(YOUR TASK): Search the material for "langs" and show all lines that contain it.

(SUPPLIED MATERIAL):
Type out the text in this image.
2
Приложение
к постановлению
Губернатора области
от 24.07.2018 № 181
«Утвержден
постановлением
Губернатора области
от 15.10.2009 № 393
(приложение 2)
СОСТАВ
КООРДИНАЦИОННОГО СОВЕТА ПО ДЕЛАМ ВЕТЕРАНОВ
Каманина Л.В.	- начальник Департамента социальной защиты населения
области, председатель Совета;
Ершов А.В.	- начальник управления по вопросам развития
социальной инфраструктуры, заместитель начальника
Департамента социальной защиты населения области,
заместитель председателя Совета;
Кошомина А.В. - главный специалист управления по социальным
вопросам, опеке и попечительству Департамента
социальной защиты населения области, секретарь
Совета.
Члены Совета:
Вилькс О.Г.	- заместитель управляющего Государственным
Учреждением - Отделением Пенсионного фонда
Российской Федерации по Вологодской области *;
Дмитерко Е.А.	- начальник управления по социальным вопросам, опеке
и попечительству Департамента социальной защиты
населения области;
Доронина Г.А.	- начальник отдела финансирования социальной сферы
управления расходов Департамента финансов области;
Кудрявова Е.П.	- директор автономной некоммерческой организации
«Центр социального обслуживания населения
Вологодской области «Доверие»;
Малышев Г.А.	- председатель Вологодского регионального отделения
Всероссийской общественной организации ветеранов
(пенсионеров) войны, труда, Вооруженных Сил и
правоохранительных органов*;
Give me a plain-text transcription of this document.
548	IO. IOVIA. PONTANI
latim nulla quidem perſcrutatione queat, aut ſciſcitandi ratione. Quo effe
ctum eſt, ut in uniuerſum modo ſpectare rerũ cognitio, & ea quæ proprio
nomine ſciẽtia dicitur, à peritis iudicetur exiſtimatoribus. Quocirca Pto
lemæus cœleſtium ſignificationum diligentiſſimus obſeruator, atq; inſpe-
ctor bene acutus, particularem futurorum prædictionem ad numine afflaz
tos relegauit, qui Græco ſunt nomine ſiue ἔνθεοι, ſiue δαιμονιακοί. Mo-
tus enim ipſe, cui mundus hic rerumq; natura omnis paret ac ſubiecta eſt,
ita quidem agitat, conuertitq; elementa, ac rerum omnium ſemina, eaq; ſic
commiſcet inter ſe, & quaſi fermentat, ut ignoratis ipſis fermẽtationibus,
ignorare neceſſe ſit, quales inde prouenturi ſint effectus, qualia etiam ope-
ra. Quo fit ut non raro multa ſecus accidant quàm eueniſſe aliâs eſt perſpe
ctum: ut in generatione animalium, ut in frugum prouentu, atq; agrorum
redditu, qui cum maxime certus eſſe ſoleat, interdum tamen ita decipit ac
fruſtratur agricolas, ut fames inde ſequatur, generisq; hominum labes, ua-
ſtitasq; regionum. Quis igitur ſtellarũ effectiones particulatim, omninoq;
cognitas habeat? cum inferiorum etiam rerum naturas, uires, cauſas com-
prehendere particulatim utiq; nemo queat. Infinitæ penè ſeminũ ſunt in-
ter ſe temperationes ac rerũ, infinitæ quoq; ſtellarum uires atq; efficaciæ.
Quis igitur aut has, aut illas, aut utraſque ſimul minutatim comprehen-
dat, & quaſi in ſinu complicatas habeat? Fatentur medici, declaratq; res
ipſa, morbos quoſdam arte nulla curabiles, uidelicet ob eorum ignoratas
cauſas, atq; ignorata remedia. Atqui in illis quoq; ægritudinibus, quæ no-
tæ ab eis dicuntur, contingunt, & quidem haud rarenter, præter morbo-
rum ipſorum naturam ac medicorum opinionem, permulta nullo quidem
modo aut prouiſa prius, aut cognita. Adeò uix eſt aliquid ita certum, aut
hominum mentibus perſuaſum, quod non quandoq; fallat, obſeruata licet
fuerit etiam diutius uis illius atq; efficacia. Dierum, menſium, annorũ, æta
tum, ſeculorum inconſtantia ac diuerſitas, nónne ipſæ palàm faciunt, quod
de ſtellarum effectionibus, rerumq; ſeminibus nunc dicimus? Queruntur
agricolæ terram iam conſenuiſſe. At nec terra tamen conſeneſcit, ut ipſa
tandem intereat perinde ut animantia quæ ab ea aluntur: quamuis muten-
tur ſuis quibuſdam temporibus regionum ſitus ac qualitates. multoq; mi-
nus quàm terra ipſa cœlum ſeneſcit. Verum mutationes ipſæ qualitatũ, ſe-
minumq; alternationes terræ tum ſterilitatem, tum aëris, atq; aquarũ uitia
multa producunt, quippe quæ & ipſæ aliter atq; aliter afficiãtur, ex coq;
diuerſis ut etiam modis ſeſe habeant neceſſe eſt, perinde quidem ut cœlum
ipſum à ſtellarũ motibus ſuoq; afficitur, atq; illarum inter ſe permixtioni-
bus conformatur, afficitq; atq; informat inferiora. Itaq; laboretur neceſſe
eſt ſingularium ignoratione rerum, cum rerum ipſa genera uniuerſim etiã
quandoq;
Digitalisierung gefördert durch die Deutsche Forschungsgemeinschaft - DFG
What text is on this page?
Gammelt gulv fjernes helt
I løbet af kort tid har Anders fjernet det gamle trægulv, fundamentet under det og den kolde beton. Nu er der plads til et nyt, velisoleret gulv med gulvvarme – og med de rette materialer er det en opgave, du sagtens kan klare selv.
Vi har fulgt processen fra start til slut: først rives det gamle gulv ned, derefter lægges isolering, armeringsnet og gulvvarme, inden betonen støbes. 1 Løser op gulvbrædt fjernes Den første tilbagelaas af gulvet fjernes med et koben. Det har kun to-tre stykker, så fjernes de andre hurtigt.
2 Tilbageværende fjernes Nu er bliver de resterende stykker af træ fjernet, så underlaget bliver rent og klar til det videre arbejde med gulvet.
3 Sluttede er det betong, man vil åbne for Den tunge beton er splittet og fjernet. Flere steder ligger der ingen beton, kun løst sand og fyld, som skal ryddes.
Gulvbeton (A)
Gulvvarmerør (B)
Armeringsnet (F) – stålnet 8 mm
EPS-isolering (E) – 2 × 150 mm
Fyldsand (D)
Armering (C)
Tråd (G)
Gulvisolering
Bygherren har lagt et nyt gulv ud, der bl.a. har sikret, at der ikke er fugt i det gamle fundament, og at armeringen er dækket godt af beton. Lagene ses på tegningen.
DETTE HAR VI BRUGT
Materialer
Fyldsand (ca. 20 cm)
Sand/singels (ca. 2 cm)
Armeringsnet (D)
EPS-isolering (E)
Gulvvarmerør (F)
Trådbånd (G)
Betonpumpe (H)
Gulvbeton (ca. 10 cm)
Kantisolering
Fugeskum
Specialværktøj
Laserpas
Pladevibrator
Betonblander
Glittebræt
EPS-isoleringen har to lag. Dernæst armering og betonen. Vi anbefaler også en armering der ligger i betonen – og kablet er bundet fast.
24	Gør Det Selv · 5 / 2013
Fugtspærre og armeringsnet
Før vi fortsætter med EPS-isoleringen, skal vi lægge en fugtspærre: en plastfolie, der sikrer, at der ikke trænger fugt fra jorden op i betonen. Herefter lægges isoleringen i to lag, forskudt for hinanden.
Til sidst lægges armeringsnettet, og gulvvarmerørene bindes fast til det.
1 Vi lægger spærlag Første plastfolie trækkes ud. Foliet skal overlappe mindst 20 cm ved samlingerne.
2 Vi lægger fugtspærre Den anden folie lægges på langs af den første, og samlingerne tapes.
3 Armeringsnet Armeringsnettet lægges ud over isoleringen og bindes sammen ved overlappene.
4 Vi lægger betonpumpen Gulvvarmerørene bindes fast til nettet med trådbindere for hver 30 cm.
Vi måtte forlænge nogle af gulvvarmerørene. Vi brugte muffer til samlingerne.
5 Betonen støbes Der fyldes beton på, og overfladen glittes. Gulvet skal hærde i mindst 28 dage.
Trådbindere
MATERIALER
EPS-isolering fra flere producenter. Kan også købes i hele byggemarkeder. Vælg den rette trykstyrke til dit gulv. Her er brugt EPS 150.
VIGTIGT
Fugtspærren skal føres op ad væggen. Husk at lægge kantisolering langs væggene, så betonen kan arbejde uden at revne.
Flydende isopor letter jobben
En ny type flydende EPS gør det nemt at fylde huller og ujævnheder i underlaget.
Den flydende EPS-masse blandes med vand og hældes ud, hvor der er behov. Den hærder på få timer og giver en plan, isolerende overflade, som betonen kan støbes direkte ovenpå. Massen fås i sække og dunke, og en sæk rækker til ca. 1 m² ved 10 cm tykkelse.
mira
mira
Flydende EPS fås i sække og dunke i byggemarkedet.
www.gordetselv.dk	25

(FINAL RESULT):
2 Vi lægger fugtspærre Den anden folie lægges på langs af den første, og samlingerne tapes.
Fugtspærren skal føres op ad væggen. Husk at lægge kantisolering langs væggene, så betonen kan arbejde uden at revne.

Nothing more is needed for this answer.